### [RECORDS SUPPLIED]
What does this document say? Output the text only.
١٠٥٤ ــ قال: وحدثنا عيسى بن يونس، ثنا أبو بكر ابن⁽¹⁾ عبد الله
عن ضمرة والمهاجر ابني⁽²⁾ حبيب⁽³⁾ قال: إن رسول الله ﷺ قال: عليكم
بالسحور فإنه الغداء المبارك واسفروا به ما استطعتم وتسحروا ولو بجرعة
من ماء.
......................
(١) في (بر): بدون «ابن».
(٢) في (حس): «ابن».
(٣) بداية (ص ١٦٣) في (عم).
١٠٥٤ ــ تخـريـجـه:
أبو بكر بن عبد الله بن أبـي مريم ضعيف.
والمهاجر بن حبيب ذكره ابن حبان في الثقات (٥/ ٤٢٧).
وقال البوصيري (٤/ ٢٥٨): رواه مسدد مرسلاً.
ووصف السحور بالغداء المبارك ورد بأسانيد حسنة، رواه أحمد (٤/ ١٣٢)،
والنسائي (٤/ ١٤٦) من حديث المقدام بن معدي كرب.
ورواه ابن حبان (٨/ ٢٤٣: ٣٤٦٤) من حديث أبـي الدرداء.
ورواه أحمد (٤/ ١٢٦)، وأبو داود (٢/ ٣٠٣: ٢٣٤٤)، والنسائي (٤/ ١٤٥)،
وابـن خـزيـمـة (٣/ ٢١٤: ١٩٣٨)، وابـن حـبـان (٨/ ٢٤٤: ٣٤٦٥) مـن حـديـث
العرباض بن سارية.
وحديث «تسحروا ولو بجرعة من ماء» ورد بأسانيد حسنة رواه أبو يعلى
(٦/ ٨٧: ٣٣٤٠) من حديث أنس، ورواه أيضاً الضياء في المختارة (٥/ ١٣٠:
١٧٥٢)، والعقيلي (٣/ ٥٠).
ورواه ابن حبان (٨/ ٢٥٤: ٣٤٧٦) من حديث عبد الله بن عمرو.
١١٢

### [DO THIS]
Write out every line of the data that holds the word "والنسائي".

### [EXPECTED ANSWER]
والنسائي (٤/ ١٤٦) من حديث المقدام بن معدي كرب.
ورواه أحمد (٤/ ١٢٦)، وأبو داود (٢/ ٣٠٣: ٢٣٤٤)، والنسائي (٤/ ١٤٥)،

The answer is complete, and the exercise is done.